### Written instruction
Drop the images; return everything else in the listing below exactly.
- - - -
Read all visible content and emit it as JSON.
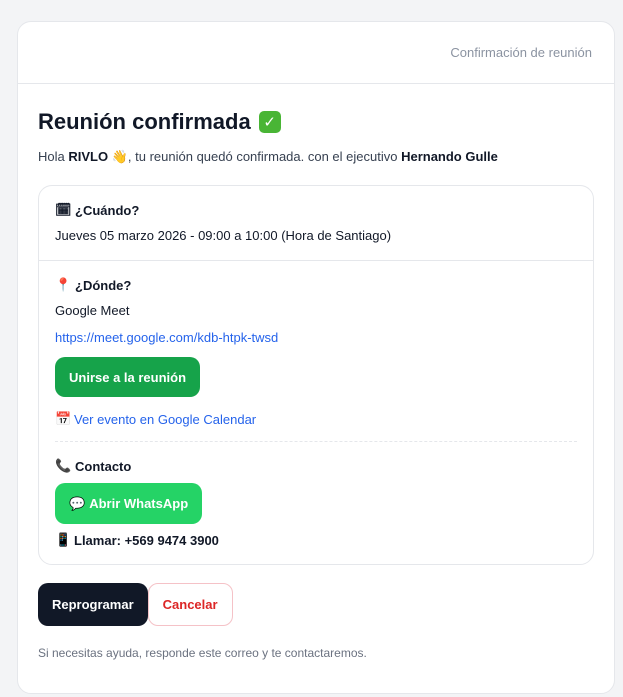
{
  "header": {
    "label": "Confirmación de reunión"
  },
  "title": "Reunión confirmada",
  "intro": {
    "prefix": "Hola ",
    "name": "RIVLO",
    "middle": ", tu reunión quedó confirmada. con el ejecutivo ",
    "executive": "Hernando Gulle"
  },
  "when": {
    "title": "¿Cuándo?",
    "value": "Jueves 05 marzo 2026 - 09:00 a 10:00 (Hora de Santiago)"
  },
  "where": {
    "title": "¿Dónde?",
    "platform": "Google Meet",
    "url": "https://meet.google.com/kdb-htpk-twsd",
    "join_label": "Unirse a la reunión",
    "calendar_label": "Ver evento en Google Calendar"
  },
  "contact": {
    "title": "Contacto",
    "whatsapp_label": "Abrir WhatsApp",
    "call_label": "Llamar: +569 9474 3900"
  },
  "actions": {
    "reschedule_label": "Reprogramar",
    "cancel_label": "Cancelar"
  },
  "footer": "Si necesitas ayuda, responde este correo y te contactaremos.",
  "icons": {
    "check": "check-mark-icon",
    "wave": "waving-hand-icon",
    "calendar": "calendar-icon",
    "pin": "location-pin-icon",
    "phone": "telephone-icon",
    "chat": "speech-bubble-icon",
    "mobile": "mobile-phone-icon"
  },
  "colors": {
    "green_button": "#16a34a",
    "whatsapp_button": "#25d366",
    "dark_button": "#111827",
    "link": "#2563eb",
    "cancel": "#dc2626"
  }
}
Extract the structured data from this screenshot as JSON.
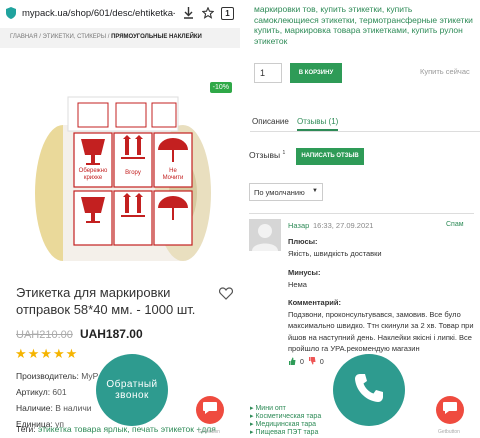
{
  "left": {
    "browser": {
      "url": "mypack.ua/shop/601/desc/ehtiketka-dlja-r",
      "tabs_count": "1"
    },
    "breadcrumb": {
      "home": "ГЛАВНАЯ",
      "sep1": " / ",
      "cat": "ЭТИКЕТКИ, СТИКЕРЫ",
      "sep2": " / ",
      "current": "ПРЯМОУГОЛЬНЫЕ НАКЛЕЙКИ"
    },
    "product": {
      "discount_badge": "-10%",
      "label_texts": [
        "Обережно крихке",
        "Вгору",
        "Не мочити"
      ],
      "title": "Этикетка для маркировки отправок 58*40 мм. - 1000 шт.",
      "old_price": "UAH210.00",
      "new_price": "UAH187.00",
      "rating": 5,
      "stars": "★★★★★",
      "attributes": [
        {
          "label": "Производитель:",
          "value": " MyP"
        },
        {
          "label": "Артикул:",
          "value": " 601"
        },
        {
          "label": "Наличие:",
          "value": " В наличи"
        },
        {
          "label": "Единица:",
          "value": " уп"
        }
      ],
      "tags_label": "Теги: ",
      "tags_value": "этикетка товара ярлык, печать этикеток +для"
    },
    "callback": {
      "line1": "Обратный",
      "line2": "звонок"
    },
    "getbutton": "Getbutton"
  },
  "right": {
    "tags_top": "маркировки тов, купить этикетки, купить самоклеющиеся этикетки, термотрансферные этикетки купить, маркировка товара этикетками, купить рулон этикеток",
    "quantity": "1",
    "add_to_cart": "В КОРЗИНУ",
    "buy_now": "Купить сейчас",
    "tabs": {
      "description": "Описание",
      "reviews": "Отзывы (1)"
    },
    "reviews_label": "Отзывы",
    "reviews_count": "1",
    "write_review": "НАПИСАТЬ ОТЗЫВ",
    "sort_select": "По умолчанию",
    "review": {
      "author": "Назар",
      "date": "16:33, 27.09.2021",
      "spam": "Спам",
      "pros_label": "Плюсы:",
      "pros": "Якість, швидкість доставки",
      "cons_label": "Минусы:",
      "cons": "Нема",
      "comment_label": "Комментарий:",
      "comment": "Подзвони, проконсультувався, замовив. Все було максимально швидко. Ттн скинули за 2 хв. Товар при йшов на наступний день. Наклейки якісні і липкі. Все пройшло гa УРА.рекомендую магазин",
      "likes": "0",
      "dislikes": "0"
    },
    "bottom_links": [
      "Мини опт",
      "Косметическая тара",
      "Медицинская тара",
      "Пищевая ПЭТ тара"
    ],
    "getbutton": "Getbutton"
  },
  "colors": {
    "accent_green": "#2e9b57",
    "teal": "#2e9b8f",
    "red_fab": "#ef4b3f",
    "star": "#f5b400"
  }
}
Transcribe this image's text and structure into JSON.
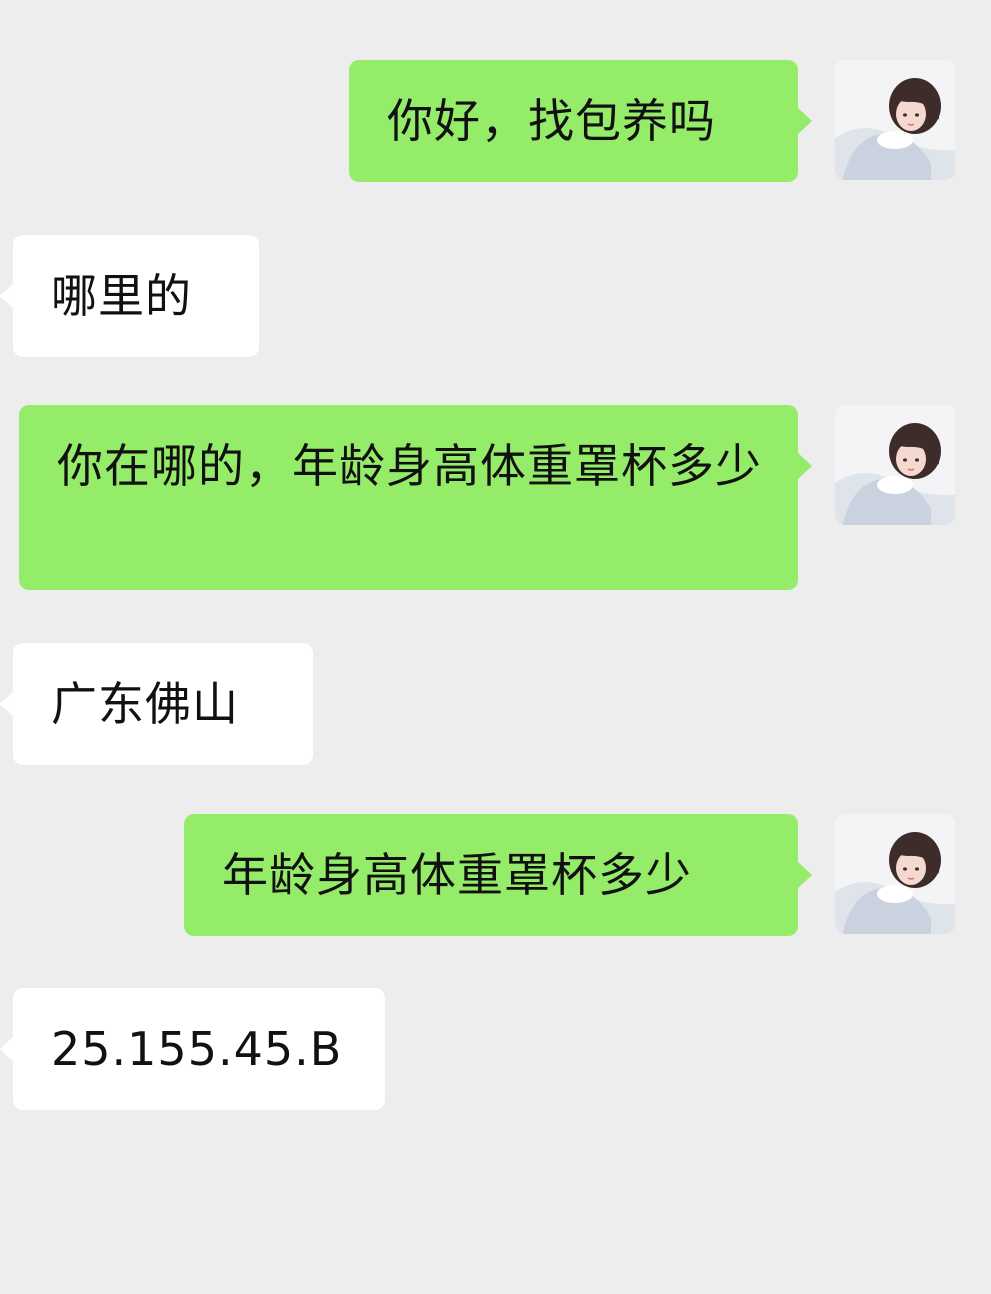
{
  "colors": {
    "background": "#ededed",
    "outgoing_bubble": "#95ec69",
    "incoming_bubble": "#ffffff",
    "text": "#111111"
  },
  "conversation": {
    "messages": [
      {
        "direction": "outgoing",
        "text": "你好，找包养吗",
        "avatar": "girl-avatar-icon"
      },
      {
        "direction": "incoming",
        "text": "哪里的"
      },
      {
        "direction": "outgoing",
        "text": "你在哪的，年龄身高体重罩杯多少",
        "avatar": "girl-avatar-icon"
      },
      {
        "direction": "incoming",
        "text": "广东佛山"
      },
      {
        "direction": "outgoing",
        "text": "年龄身高体重罩杯多少",
        "avatar": "girl-avatar-icon"
      },
      {
        "direction": "incoming",
        "text": "25.155.45.B"
      }
    ]
  }
}
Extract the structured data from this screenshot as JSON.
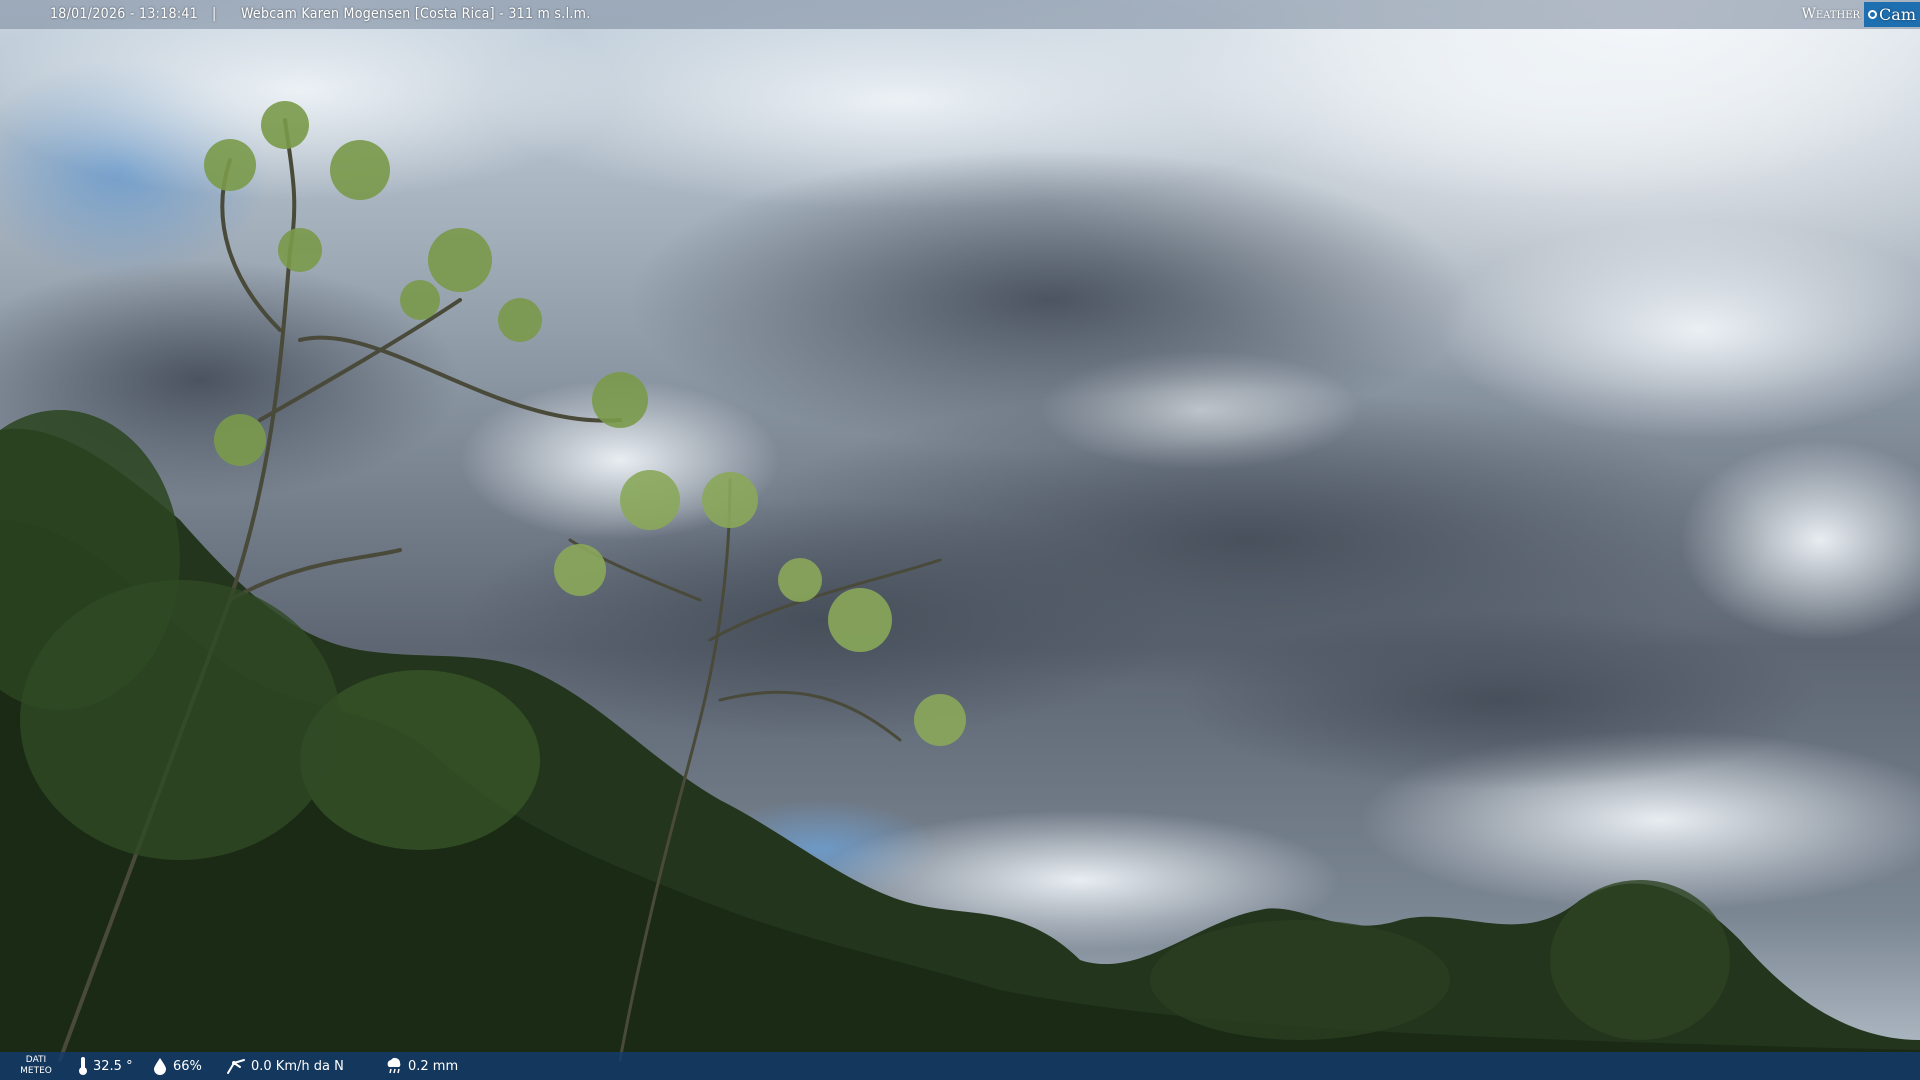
{
  "overlay_top": {
    "timestamp": "18/01/2026 - 13:18:41",
    "separator": "|",
    "title": "Webcam Karen Mogensen [Costa Rica]  - 311 m s.l.m.",
    "brand_weather": "Weather",
    "brand_cam": "Cam"
  },
  "overlay_bottom": {
    "dati_label_line1": "DATI",
    "dati_label_line2": "METEO",
    "temperature": "32.5 °",
    "humidity": "66%",
    "wind": "0.0 Km/h da N",
    "rain": "0.2 mm",
    "icons": {
      "temperature": "thermometer-icon",
      "humidity": "droplet-icon",
      "wind": "wind-icon",
      "rain": "rain-cloud-icon"
    }
  },
  "colors": {
    "sky_dark": "#4f5966",
    "sky_light": "#dfe7ee",
    "foliage": "#2f4a24",
    "bar_bottom": "#143c6e",
    "brand_blue": "#1e6fb0"
  }
}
- - - -
### Reply to the exercise
Read all visible content and emit it as JSON.
{
  "header": {
    "label": "Confirmación de reunión"
  },
  "title": "Reunión confirmada",
  "intro": {
    "prefix": "Hola ",
    "name": "RIVLO",
    "middle": ", tu reunión quedó confirmada. con el ejecutivo ",
    "executive": "Hernando Gulle"
  },
  "when": {
    "title": "¿Cuándo?",
    "value": "Jueves 05 marzo 2026 - 09:00 a 10:00 (Hora de Santiago)"
  },
  "where": {
    "title": "¿Dónde?",
    "platform": "Google Meet",
    "url": "https://meet.google.com/kdb-htpk-twsd",
    "join_label": "Unirse a la reunión",
    "calendar_label": "Ver evento en Google Calendar"
  },
  "contact": {
    "title": "Contacto",
    "whatsapp_label": "Abrir WhatsApp",
    "call_label": "Llamar: +569 9474 3900"
  },
  "actions": {
    "reschedule_label": "Reprogramar",
    "cancel_label": "Cancelar"
  },
  "footer": "Si necesitas ayuda, responde este correo y te contactaremos.",
  "icons": {
    "check": "check-mark-icon",
    "wave": "waving-hand-icon",
    "calendar": "calendar-icon",
    "pin": "location-pin-icon",
    "phone": "telephone-icon",
    "chat": "speech-bubble-icon",
    "mobile": "mobile-phone-icon"
  },
  "colors": {
    "green_button": "#16a34a",
    "whatsapp_button": "#25d366",
    "dark_button": "#111827",
    "link": "#2563eb",
    "cancel": "#dc2626"
  }
}
Extract the structured data from this screenshot as JSON.
{
  "left": {
    "browser": {
      "url": "mypack.ua/shop/601/desc/ehtiketka-dlja-r",
      "tabs_count": "1"
    },
    "breadcrumb": {
      "home": "ГЛАВНАЯ",
      "sep1": " / ",
      "cat": "ЭТИКЕТКИ, СТИКЕРЫ",
      "sep2": " / ",
      "current": "ПРЯМОУГОЛЬНЫЕ НАКЛЕЙКИ"
    },
    "product": {
      "discount_badge": "-10%",
      "label_texts": [
        "Обережно крихке",
        "Вгору",
        "Не мочити"
      ],
      "title": "Этикетка для маркировки отправок 58*40 мм. - 1000 шт.",
      "old_price": "UAH210.00",
      "new_price": "UAH187.00",
      "rating": 5,
      "stars": "★★★★★",
      "attributes": [
        {
          "label": "Производитель:",
          "value": " MyP"
        },
        {
          "label": "Артикул:",
          "value": " 601"
        },
        {
          "label": "Наличие:",
          "value": " В наличи"
        },
        {
          "label": "Единица:",
          "value": " уп"
        }
      ],
      "tags_label": "Теги: ",
      "tags_value": "этикетка товара ярлык, печать этикеток +для"
    },
    "callback": {
      "line1": "Обратный",
      "line2": "звонок"
    },
    "getbutton": "Getbutton"
  },
  "right": {
    "tags_top": "маркировки тов, купить этикетки, купить самоклеющиеся этикетки, термотрансферные этикетки купить, маркировка товара этикетками, купить рулон этикеток",
    "quantity": "1",
    "add_to_cart": "В КОРЗИНУ",
    "buy_now": "Купить сейчас",
    "tabs": {
      "description": "Описание",
      "reviews": "Отзывы (1)"
    },
    "reviews_label": "Отзывы",
    "reviews_count": "1",
    "write_review": "НАПИСАТЬ ОТЗЫВ",
    "sort_select": "По умолчанию",
    "review": {
      "author": "Назар",
      "date": "16:33, 27.09.2021",
      "spam": "Спам",
      "pros_label": "Плюсы:",
      "pros": "Якість, швидкість доставки",
      "cons_label": "Минусы:",
      "cons": "Нема",
      "comment_label": "Комментарий:",
      "comment": "Подзвони, проконсультувався, замовив. Все було максимально швидко. Ттн скинули за 2 хв. Товар при йшов на наступний день. Наклейки якісні і липкі. Все пройшло гa УРА.рекомендую магазин",
      "likes": "0",
      "dislikes": "0"
    },
    "bottom_links": [
      "Мини опт",
      "Косметическая тара",
      "Медицинская тара",
      "Пищевая ПЭТ тара"
    ],
    "getbutton": "Getbutton"
  },
  "colors": {
    "accent_green": "#2e9b57",
    "teal": "#2e9b8f",
    "red_fab": "#ef4b3f",
    "star": "#f5b400"
  }
}
Transcribe this image's text and structure into JSON.
{
  "colors": {
    "background": "#ededed",
    "outgoing_bubble": "#95ec69",
    "incoming_bubble": "#ffffff",
    "text": "#111111"
  },
  "conversation": {
    "messages": [
      {
        "direction": "outgoing",
        "text": "你好，找包养吗",
        "avatar": "girl-avatar-icon"
      },
      {
        "direction": "incoming",
        "text": "哪里的"
      },
      {
        "direction": "outgoing",
        "text": "你在哪的，年龄身高体重罩杯多少",
        "avatar": "girl-avatar-icon"
      },
      {
        "direction": "incoming",
        "text": "广东佛山"
      },
      {
        "direction": "outgoing",
        "text": "年龄身高体重罩杯多少",
        "avatar": "girl-avatar-icon"
      },
      {
        "direction": "incoming",
        "text": "25.155.45.B"
      }
    ]
  }
}
Extract the structured data from this screenshot as JSON.
{
  "overlay_top": {
    "timestamp": "18/01/2026 - 13:18:41",
    "separator": "|",
    "title": "Webcam Karen Mogensen [Costa Rica]  - 311 m s.l.m.",
    "brand_weather": "Weather",
    "brand_cam": "Cam"
  },
  "overlay_bottom": {
    "dati_label_line1": "DATI",
    "dati_label_line2": "METEO",
    "temperature": "32.5 °",
    "humidity": "66%",
    "wind": "0.0 Km/h da N",
    "rain": "0.2 mm",
    "icons": {
      "temperature": "thermometer-icon",
      "humidity": "droplet-icon",
      "wind": "wind-icon",
      "rain": "rain-cloud-icon"
    }
  },
  "colors": {
    "sky_dark": "#4f5966",
    "sky_light": "#dfe7ee",
    "foliage": "#2f4a24",
    "bar_bottom": "#143c6e",
    "brand_blue": "#1e6fb0"
  }
}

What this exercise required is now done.